Data excerpts:

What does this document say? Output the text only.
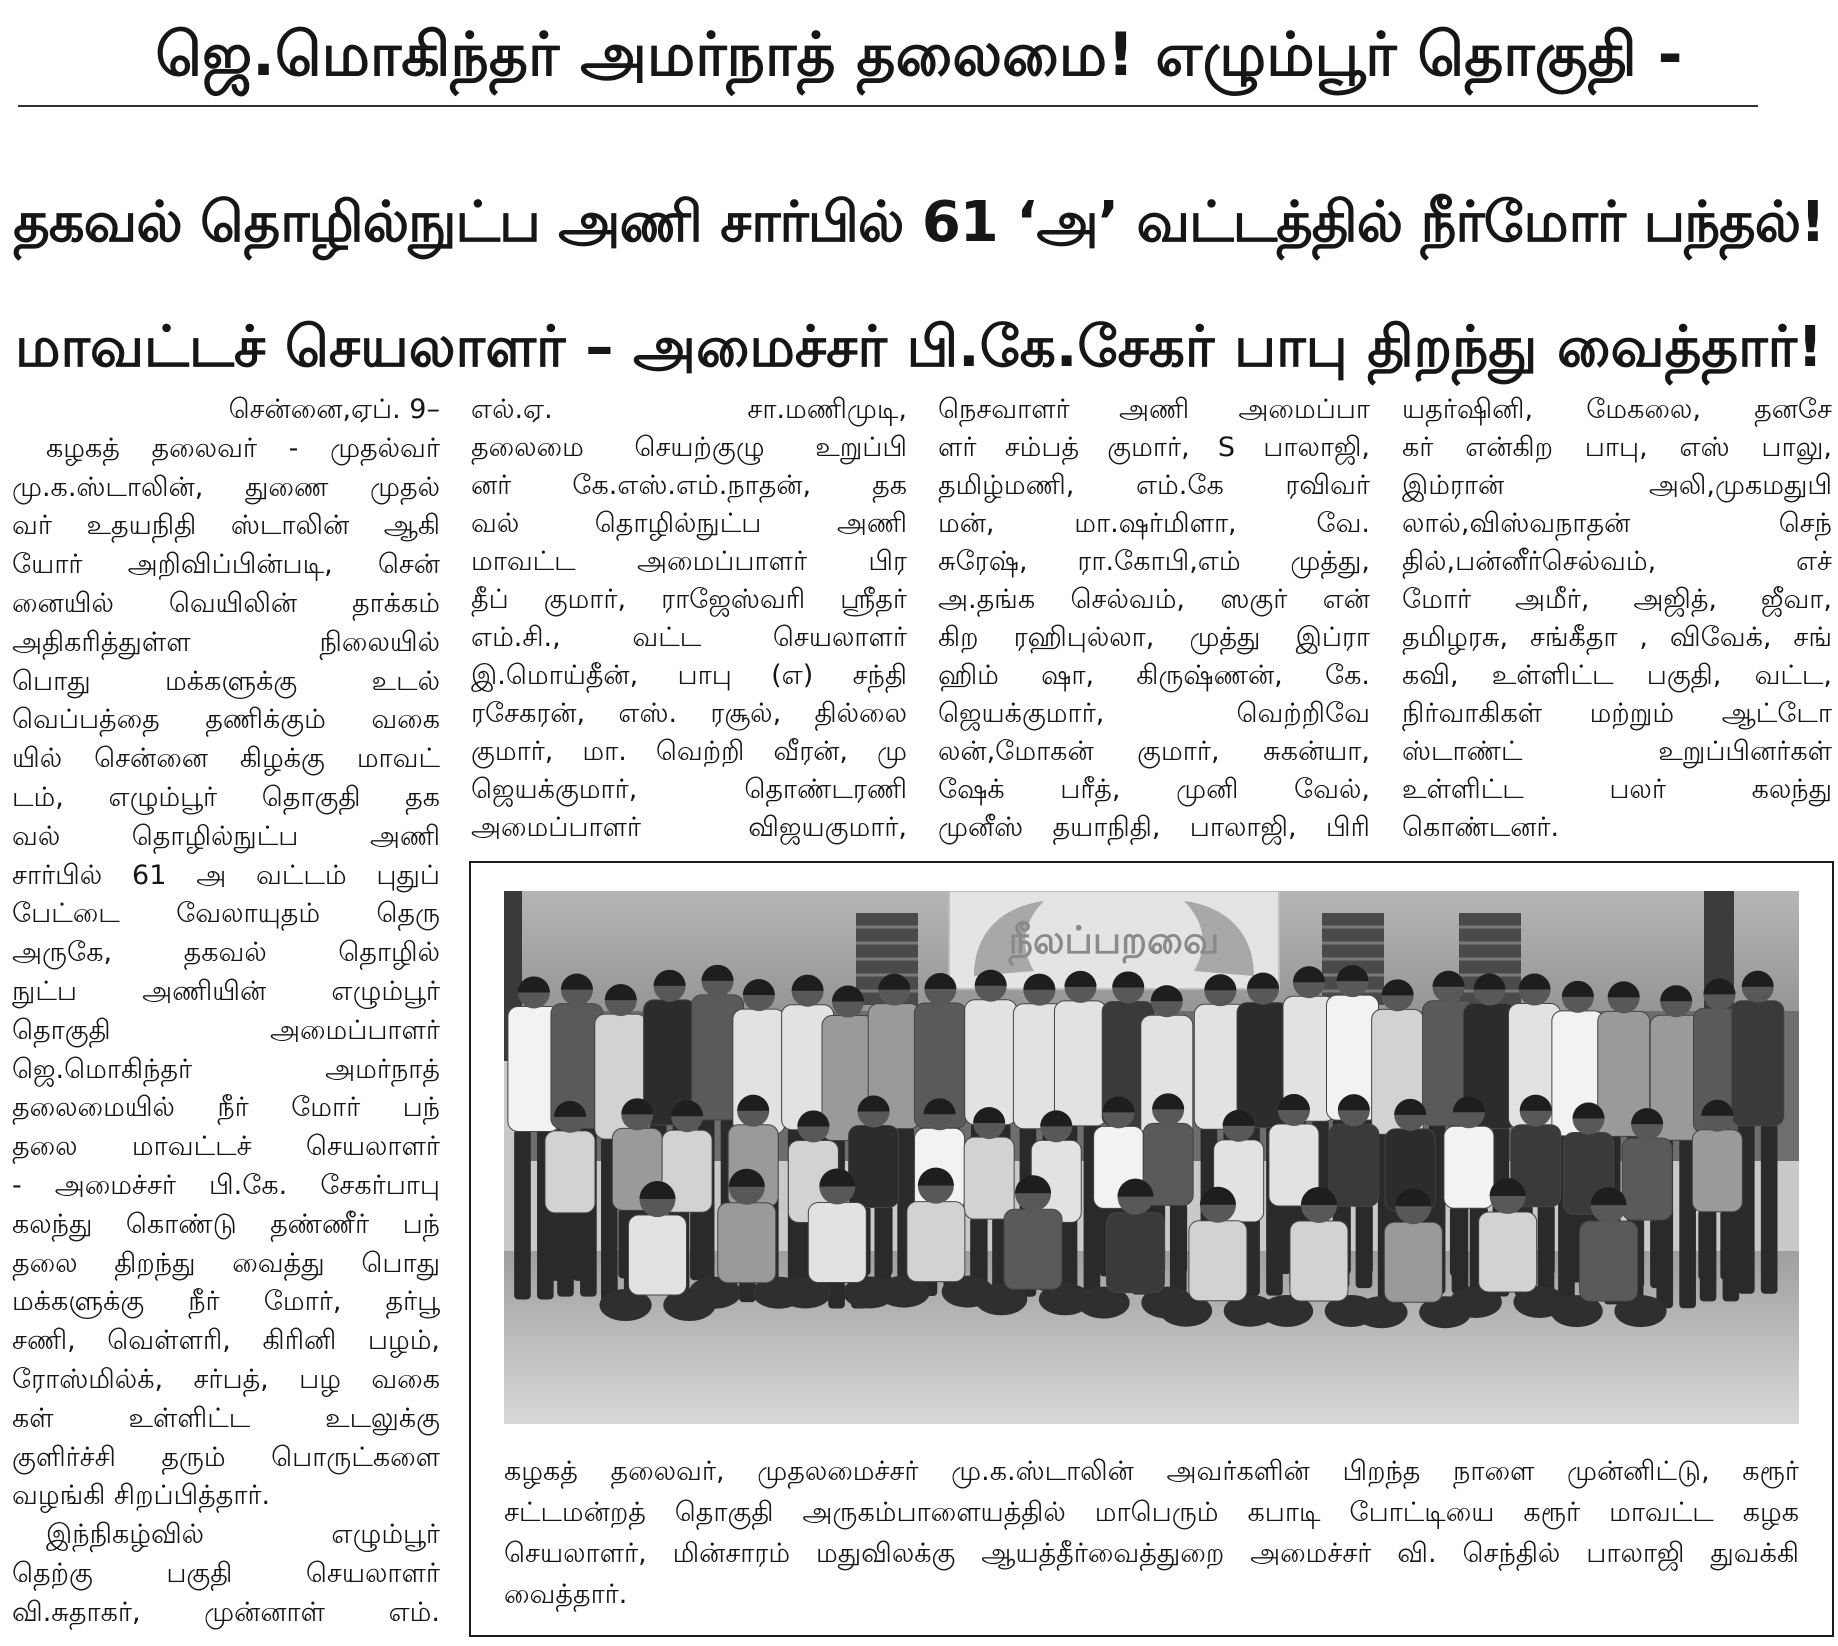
ஜெ.மொகிந்தர் அமர்நாத் தலைமை! எழும்பூர் தொகுதி -
தகவல் தொழில்நுட்ப அணி சார்பில் 61 ‘அ’ வட்டத்தில் நீர்மோர் பந்தல்!
மாவட்டச் செயலாளர் – அமைச்சர் பி.கே.சேகர் பாபு திறந்து வைத்தார்!
சென்னை,ஏப். 9–
கழகத் தலைவர் - முதல்வர்
மு.க.ஸ்டாலின், துணை முதல்
வர் உதயநிதி ஸ்டாலின் ஆகி
யோர் அறிவிப்பின்படி, சென்
னையில் வெயிலின் தாக்கம்
அதிகரித்துள்ள நிலையில்
பொது மக்களுக்கு உடல்
வெப்பத்தை தணிக்கும் வகை
யில் சென்னை கிழக்கு மாவட்
டம், எழும்பூர் தொகுதி தக
வல் தொழில்நுட்ப அணி
சார்பில் 61 அ வட்டம் புதுப்
பேட்டை வேலாயுதம் தெரு
அருகே, தகவல் தொழில்
நுட்ப அணியின் எழும்பூர்
தொகுதி அமைப்பாளர்
ஜெ.மொகிந்தர் அமர்நாத்
தலைமையில் நீர் மோர் பந்
தலை மாவட்டச் செயலாளர்
- அமைச்சர் பி.கே. சேகர்பாபு
கலந்து கொண்டு தண்ணீர் பந்
தலை திறந்து வைத்து பொது
மக்களுக்கு நீர் மோர், தர்பூ
சணி, வெள்ளரி, கிரினி பழம்,
ரோஸ்மில்க், சர்பத், பழ வகை
கள் உள்ளிட்ட உடலுக்கு
குளிர்ச்சி தரும் பொருட்களை
வழங்கி சிறப்பித்தார்.
இந்நிகழ்வில் எழும்பூர்
தெற்கு பகுதி செயலாளர்
வி.சுதாகர், முன்னாள் எம்.
எல்.ஏ. சா.மணிமுடி,
தலைமை செயற்குழு உறுப்பி
னர் கே.எஸ்.எம்.நாதன், தக
வல் தொழில்நுட்ப அணி
மாவட்ட அமைப்பாளர் பிர
தீப் குமார், ராஜேஸ்வரி ஸ்ரீதர்
எம்.சி., வட்ட செயலாளர்
இ.மொய்தீன், பாபு (எ) சந்தி
ரசேகரன், எஸ். ரசூல், தில்லை
குமார், மா. வெற்றி வீரன், மு
ஜெயக்குமார், தொண்டரணி
அமைப்பாளர் விஜயகுமார்,
நெசவாளர் அணி அமைப்பா
ளர் சம்பத் குமார், S பாலாஜி,
தமிழ்மணி, எம்.கே ரவிவர்
மன், மா.ஷர்மிளா, வே.
சுரேஷ், ரா.கோபி,எம் முத்து,
அ.தங்க செல்வம், ஸகுர் என்
கிற ரஹிபுல்லா, முத்து இப்ரா
ஹிம் ஷா, கிருஷ்ணன், கே.
ஜெயக்குமார், வெற்றிவே
லன்,மோகன் குமார், சுகன்யா,
ஷேக் பரீத், முனி வேல்,
முனீஸ் தயாநிதி, பாலாஜி, பிரி
யதர்ஷினி, மேகலை, தனசே
கர் என்கிற பாபு, எஸ் பாலு,
இம்ரான் அலி,முகமதுபி
லால்,விஸ்வநாதன் செந்
தில்,பன்னீர்செல்வம், எச்
மோர் அமீர், அஜித், ஜீவா,
தமிழரசு, சங்கீதா , விவேக், சங்
கவி, உள்ளிட்ட பகுதி, வட்ட,
நிர்வாகிகள் மற்றும் ஆட்டோ
ஸ்டாண்ட் உறுப்பினர்கள்
உள்ளிட்ட பலர் கலந்து
கொண்டனர்.
நீலப்பறவை
கழகத் தலைவர், முதலமைச்சர் மு.க.ஸ்டாலின் அவர்களின் பிறந்த நாளை முன்னிட்டு, கரூர்
சட்டமன்றத் தொகுதி அருகம்பாளையத்தில் மாபெரும் கபாடி போட்டியை கரூர் மாவட்ட கழக
செயலாளர், மின்சாரம் மதுவிலக்கு ஆயத்தீர்வைத்துறை அமைச்சர் வி. செந்தில் பாலாஜி துவக்கி
வைத்தார்.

**PROBLEM**
Without the pictures, restate each entry exactly.

**EXERCISE SOLUTION**
What does this document say? Output the text only.
ஜெ.மொகிந்தர் அமர்நாத் தலைமை! எழும்பூர் தொகுதி -
தகவல் தொழில்நுட்ப அணி சார்பில் 61 ‘அ’ வட்டத்தில் நீர்மோர் பந்தல்!
மாவட்டச் செயலாளர் – அமைச்சர் பி.கே.சேகர் பாபு திறந்து வைத்தார்!
சென்னை,ஏப். 9–
கழகத் தலைவர் - முதல்வர்
மு.க.ஸ்டாலின், துணை முதல்
வர் உதயநிதி ஸ்டாலின் ஆகி
யோர் அறிவிப்பின்படி, சென்
னையில் வெயிலின் தாக்கம்
அதிகரித்துள்ள நிலையில்
பொது மக்களுக்கு உடல்
வெப்பத்தை தணிக்கும் வகை
யில் சென்னை கிழக்கு மாவட்
டம், எழும்பூர் தொகுதி தக
வல் தொழில்நுட்ப அணி
சார்பில் 61 அ வட்டம் புதுப்
பேட்டை வேலாயுதம் தெரு
அருகே, தகவல் தொழில்
நுட்ப அணியின் எழும்பூர்
தொகுதி அமைப்பாளர்
ஜெ.மொகிந்தர் அமர்நாத்
தலைமையில் நீர் மோர் பந்
தலை மாவட்டச் செயலாளர்
- அமைச்சர் பி.கே. சேகர்பாபு
கலந்து கொண்டு தண்ணீர் பந்
தலை திறந்து வைத்து பொது
மக்களுக்கு நீர் மோர், தர்பூ
சணி, வெள்ளரி, கிரினி பழம்,
ரோஸ்மில்க், சர்பத், பழ வகை
கள் உள்ளிட்ட உடலுக்கு
குளிர்ச்சி தரும் பொருட்களை
வழங்கி சிறப்பித்தார்.
இந்நிகழ்வில் எழும்பூர்
தெற்கு பகுதி செயலாளர்
வி.சுதாகர், முன்னாள் எம்.
எல்.ஏ. சா.மணிமுடி,
தலைமை செயற்குழு உறுப்பி
னர் கே.எஸ்.எம்.நாதன், தக
வல் தொழில்நுட்ப அணி
மாவட்ட அமைப்பாளர் பிர
தீப் குமார், ராஜேஸ்வரி ஸ்ரீதர்
எம்.சி., வட்ட செயலாளர்
இ.மொய்தீன், பாபு (எ) சந்தி
ரசேகரன், எஸ். ரசூல், தில்லை
குமார், மா. வெற்றி வீரன், மு
ஜெயக்குமார், தொண்டரணி
அமைப்பாளர் விஜயகுமார்,
நெசவாளர் அணி அமைப்பா
ளர் சம்பத் குமார், S பாலாஜி,
தமிழ்மணி, எம்.கே ரவிவர்
மன், மா.ஷர்மிளா, வே.
சுரேஷ், ரா.கோபி,எம் முத்து,
அ.தங்க செல்வம், ஸகுர் என்
கிற ரஹிபுல்லா, முத்து இப்ரா
ஹிம் ஷா, கிருஷ்ணன், கே.
ஜெயக்குமார், வெற்றிவே
லன்,மோகன் குமார், சுகன்யா,
ஷேக் பரீத், முனி வேல்,
முனீஸ் தயாநிதி, பாலாஜி, பிரி
யதர்ஷினி, மேகலை, தனசே
கர் என்கிற பாபு, எஸ் பாலு,
இம்ரான் அலி,முகமதுபி
லால்,விஸ்வநாதன் செந்
தில்,பன்னீர்செல்வம், எச்
மோர் அமீர், அஜித், ஜீவா,
தமிழரசு, சங்கீதா , விவேக், சங்
கவி, உள்ளிட்ட பகுதி, வட்ட,
நிர்வாகிகள் மற்றும் ஆட்டோ
ஸ்டாண்ட் உறுப்பினர்கள்
உள்ளிட்ட பலர் கலந்து
கொண்டனர்.
நீலப்பறவை
கழகத் தலைவர், முதலமைச்சர் மு.க.ஸ்டாலின் அவர்களின் பிறந்த நாளை முன்னிட்டு, கரூர்
சட்டமன்றத் தொகுதி அருகம்பாளையத்தில் மாபெரும் கபாடி போட்டியை கரூர் மாவட்ட கழக
செயலாளர், மின்சாரம் மதுவிலக்கு ஆயத்தீர்வைத்துறை அமைச்சர் வி. செந்தில் பாலாஜி துவக்கி
வைத்தார்.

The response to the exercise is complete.